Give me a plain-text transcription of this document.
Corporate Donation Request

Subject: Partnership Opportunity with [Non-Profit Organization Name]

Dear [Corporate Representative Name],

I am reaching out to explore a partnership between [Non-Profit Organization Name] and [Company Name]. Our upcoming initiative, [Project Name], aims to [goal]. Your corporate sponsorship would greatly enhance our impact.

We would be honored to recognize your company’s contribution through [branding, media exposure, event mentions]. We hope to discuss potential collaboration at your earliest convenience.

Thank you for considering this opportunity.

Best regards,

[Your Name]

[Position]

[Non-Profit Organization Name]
* * * *
WHAT YOU NEED TO DO: Count the lines that hold the string "Profit", and reply with that number alone.

ANSWER FOR THIS EXERCISE: 3